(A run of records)
┌──
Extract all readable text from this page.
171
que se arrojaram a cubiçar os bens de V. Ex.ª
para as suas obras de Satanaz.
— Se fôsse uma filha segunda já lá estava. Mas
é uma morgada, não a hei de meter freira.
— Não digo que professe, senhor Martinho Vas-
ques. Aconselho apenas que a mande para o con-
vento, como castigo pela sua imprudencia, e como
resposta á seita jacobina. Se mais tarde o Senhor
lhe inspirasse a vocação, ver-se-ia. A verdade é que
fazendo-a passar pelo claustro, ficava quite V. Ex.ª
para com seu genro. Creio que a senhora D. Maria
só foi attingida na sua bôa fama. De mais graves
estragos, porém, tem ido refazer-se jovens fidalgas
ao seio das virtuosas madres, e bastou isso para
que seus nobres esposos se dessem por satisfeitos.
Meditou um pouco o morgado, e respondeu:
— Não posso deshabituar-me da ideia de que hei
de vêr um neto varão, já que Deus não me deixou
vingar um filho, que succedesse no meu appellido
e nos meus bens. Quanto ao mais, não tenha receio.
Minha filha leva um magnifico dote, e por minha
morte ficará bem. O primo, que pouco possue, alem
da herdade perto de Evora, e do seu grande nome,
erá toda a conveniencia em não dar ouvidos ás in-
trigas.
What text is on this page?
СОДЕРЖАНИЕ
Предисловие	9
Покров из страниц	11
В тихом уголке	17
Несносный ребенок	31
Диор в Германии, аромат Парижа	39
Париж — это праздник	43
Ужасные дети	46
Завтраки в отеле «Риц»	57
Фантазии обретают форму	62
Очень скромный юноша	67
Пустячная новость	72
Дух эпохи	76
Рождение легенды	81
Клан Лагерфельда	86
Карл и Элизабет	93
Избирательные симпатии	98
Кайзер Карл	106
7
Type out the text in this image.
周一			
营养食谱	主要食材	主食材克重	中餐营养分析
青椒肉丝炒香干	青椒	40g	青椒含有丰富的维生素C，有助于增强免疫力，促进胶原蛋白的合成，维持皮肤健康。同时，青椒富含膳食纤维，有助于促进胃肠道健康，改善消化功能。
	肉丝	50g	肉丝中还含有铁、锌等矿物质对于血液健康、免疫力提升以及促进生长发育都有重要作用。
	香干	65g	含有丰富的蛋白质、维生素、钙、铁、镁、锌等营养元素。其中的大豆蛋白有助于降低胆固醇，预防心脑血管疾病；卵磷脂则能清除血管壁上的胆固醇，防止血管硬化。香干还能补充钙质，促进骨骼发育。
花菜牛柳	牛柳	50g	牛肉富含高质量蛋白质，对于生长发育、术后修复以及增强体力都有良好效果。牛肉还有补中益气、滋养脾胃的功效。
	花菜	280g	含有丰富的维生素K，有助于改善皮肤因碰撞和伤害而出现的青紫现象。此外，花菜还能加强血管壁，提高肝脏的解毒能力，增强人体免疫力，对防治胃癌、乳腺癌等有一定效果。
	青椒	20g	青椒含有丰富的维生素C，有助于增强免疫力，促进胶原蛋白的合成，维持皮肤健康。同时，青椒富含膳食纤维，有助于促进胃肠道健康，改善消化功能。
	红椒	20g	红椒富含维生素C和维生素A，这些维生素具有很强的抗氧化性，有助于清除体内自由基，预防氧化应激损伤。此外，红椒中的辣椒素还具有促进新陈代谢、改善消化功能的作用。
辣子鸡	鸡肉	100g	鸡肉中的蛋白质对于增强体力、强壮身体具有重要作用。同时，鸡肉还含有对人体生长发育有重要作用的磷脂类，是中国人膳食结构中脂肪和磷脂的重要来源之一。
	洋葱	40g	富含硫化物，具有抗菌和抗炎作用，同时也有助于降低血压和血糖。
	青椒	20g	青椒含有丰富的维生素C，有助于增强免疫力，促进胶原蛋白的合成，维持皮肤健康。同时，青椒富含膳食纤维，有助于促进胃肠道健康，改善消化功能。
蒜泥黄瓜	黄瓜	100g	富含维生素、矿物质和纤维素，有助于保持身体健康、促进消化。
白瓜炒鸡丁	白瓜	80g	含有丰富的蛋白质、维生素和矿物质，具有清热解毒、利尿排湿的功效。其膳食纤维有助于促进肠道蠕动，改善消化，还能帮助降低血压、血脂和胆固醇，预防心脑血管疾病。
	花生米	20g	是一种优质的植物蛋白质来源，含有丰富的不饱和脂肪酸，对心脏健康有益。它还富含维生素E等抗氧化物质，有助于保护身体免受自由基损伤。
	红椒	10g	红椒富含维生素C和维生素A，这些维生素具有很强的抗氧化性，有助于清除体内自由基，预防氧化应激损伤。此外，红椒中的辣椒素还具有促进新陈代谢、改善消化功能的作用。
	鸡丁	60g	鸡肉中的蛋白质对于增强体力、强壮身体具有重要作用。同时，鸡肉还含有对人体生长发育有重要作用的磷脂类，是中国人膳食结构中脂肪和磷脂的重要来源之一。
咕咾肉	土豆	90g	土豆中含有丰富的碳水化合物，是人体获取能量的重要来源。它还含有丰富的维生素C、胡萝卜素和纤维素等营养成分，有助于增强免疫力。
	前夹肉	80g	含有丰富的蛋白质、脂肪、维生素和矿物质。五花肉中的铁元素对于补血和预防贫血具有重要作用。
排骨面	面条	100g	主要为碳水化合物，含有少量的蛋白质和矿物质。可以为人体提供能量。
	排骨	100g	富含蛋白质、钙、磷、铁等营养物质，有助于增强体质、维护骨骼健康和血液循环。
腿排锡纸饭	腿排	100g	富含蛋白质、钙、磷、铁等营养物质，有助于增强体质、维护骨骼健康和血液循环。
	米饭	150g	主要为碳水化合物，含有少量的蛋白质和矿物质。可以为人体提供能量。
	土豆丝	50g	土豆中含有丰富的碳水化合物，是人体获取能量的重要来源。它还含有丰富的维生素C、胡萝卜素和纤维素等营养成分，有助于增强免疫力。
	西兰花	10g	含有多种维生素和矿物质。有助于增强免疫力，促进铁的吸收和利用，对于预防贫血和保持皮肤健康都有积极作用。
└──
» Set problem
Give an exact copy of all the data shown above.

» Answer below
Extract all readable text from this page.
171
que se arrojaram a cubiçar os bens de V. Ex.ª
para as suas obras de Satanaz.
— Se fôsse uma filha segunda já lá estava. Mas
é uma morgada, não a hei de meter freira.
— Não digo que professe, senhor Martinho Vas-
ques. Aconselho apenas que a mande para o con-
vento, como castigo pela sua imprudencia, e como
resposta á seita jacobina. Se mais tarde o Senhor
lhe inspirasse a vocação, ver-se-ia. A verdade é que
fazendo-a passar pelo claustro, ficava quite V. Ex.ª
para com seu genro. Creio que a senhora D. Maria
só foi attingida na sua bôa fama. De mais graves
estragos, porém, tem ido refazer-se jovens fidalgas
ao seio das virtuosas madres, e bastou isso para
que seus nobres esposos se dessem por satisfeitos.
Meditou um pouco o morgado, e respondeu:
— Não posso deshabituar-me da ideia de que hei
de vêr um neto varão, já que Deus não me deixou
vingar um filho, que succedesse no meu appellido
e nos meus bens. Quanto ao mais, não tenha receio.
Minha filha leva um magnifico dote, e por minha
morte ficará bem. O primo, que pouco possue, alem
da herdade perto de Evora, e do seu grande nome,
erá toda a conveniencia em não dar ouvidos ás in-
trigas.
What text is on this page?
СОДЕРЖАНИЕ
Предисловие	9
Покров из страниц	11
В тихом уголке	17
Несносный ребенок	31
Диор в Германии, аромат Парижа	39
Париж — это праздник	43
Ужасные дети	46
Завтраки в отеле «Риц»	57
Фантазии обретают форму	62
Очень скромный юноша	67
Пустячная новость	72
Дух эпохи	76
Рождение легенды	81
Клан Лагерфельда	86
Карл и Элизабет	93
Избирательные симпатии	98
Кайзер Карл	106
7
Type out the text in this image.
周一			
营养食谱	主要食材	主食材克重	中餐营养分析
青椒肉丝炒香干	青椒	40g	青椒含有丰富的维生素C，有助于增强免疫力，促进胶原蛋白的合成，维持皮肤健康。同时，青椒富含膳食纤维，有助于促进胃肠道健康，改善消化功能。
	肉丝	50g	肉丝中还含有铁、锌等矿物质对于血液健康、免疫力提升以及促进生长发育都有重要作用。
	香干	65g	含有丰富的蛋白质、维生素、钙、铁、镁、锌等营养元素。其中的大豆蛋白有助于降低胆固醇，预防心脑血管疾病；卵磷脂则能清除血管壁上的胆固醇，防止血管硬化。香干还能补充钙质，促进骨骼发育。
花菜牛柳	牛柳	50g	牛肉富含高质量蛋白质，对于生长发育、术后修复以及增强体力都有良好效果。牛肉还有补中益气、滋养脾胃的功效。
	花菜	280g	含有丰富的维生素K，有助于改善皮肤因碰撞和伤害而出现的青紫现象。此外，花菜还能加强血管壁，提高肝脏的解毒能力，增强人体免疫力，对防治胃癌、乳腺癌等有一定效果。
	青椒	20g	青椒含有丰富的维生素C，有助于增强免疫力，促进胶原蛋白的合成，维持皮肤健康。同时，青椒富含膳食纤维，有助于促进胃肠道健康，改善消化功能。
	红椒	20g	红椒富含维生素C和维生素A，这些维生素具有很强的抗氧化性，有助于清除体内自由基，预防氧化应激损伤。此外，红椒中的辣椒素还具有促进新陈代谢、改善消化功能的作用。
辣子鸡	鸡肉	100g	鸡肉中的蛋白质对于增强体力、强壮身体具有重要作用。同时，鸡肉还含有对人体生长发育有重要作用的磷脂类，是中国人膳食结构中脂肪和磷脂的重要来源之一。
	洋葱	40g	富含硫化物，具有抗菌和抗炎作用，同时也有助于降低血压和血糖。
	青椒	20g	青椒含有丰富的维生素C，有助于增强免疫力，促进胶原蛋白的合成，维持皮肤健康。同时，青椒富含膳食纤维，有助于促进胃肠道健康，改善消化功能。
蒜泥黄瓜	黄瓜	100g	富含维生素、矿物质和纤维素，有助于保持身体健康、促进消化。
白瓜炒鸡丁	白瓜	80g	含有丰富的蛋白质、维生素和矿物质，具有清热解毒、利尿排湿的功效。其膳食纤维有助于促进肠道蠕动，改善消化，还能帮助降低血压、血脂和胆固醇，预防心脑血管疾病。
	花生米	20g	是一种优质的植物蛋白质来源，含有丰富的不饱和脂肪酸，对心脏健康有益。它还富含维生素E等抗氧化物质，有助于保护身体免受自由基损伤。
	红椒	10g	红椒富含维生素C和维生素A，这些维生素具有很强的抗氧化性，有助于清除体内自由基，预防氧化应激损伤。此外，红椒中的辣椒素还具有促进新陈代谢、改善消化功能的作用。
	鸡丁	60g	鸡肉中的蛋白质对于增强体力、强壮身体具有重要作用。同时，鸡肉还含有对人体生长发育有重要作用的磷脂类，是中国人膳食结构中脂肪和磷脂的重要来源之一。
咕咾肉	土豆	90g	土豆中含有丰富的碳水化合物，是人体获取能量的重要来源。它还含有丰富的维生素C、胡萝卜素和纤维素等营养成分，有助于增强免疫力。
	前夹肉	80g	含有丰富的蛋白质、脂肪、维生素和矿物质。五花肉中的铁元素对于补血和预防贫血具有重要作用。
排骨面	面条	100g	主要为碳水化合物，含有少量的蛋白质和矿物质。可以为人体提供能量。
	排骨	100g	富含蛋白质、钙、磷、铁等营养物质，有助于增强体质、维护骨骼健康和血液循环。
腿排锡纸饭	腿排	100g	富含蛋白质、钙、磷、铁等营养物质，有助于增强体质、维护骨骼健康和血液循环。
	米饭	150g	主要为碳水化合物，含有少量的蛋白质和矿物质。可以为人体提供能量。
	土豆丝	50g	土豆中含有丰富的碳水化合物，是人体获取能量的重要来源。它还含有丰富的维生素C、胡萝卜素和纤维素等营养成分，有助于增强免疫力。
	西兰花	10g	含有多种维生素和矿物质。有助于增强免疫力，促进铁的吸收和利用，对于预防贫血和保持皮肤健康都有积极作用。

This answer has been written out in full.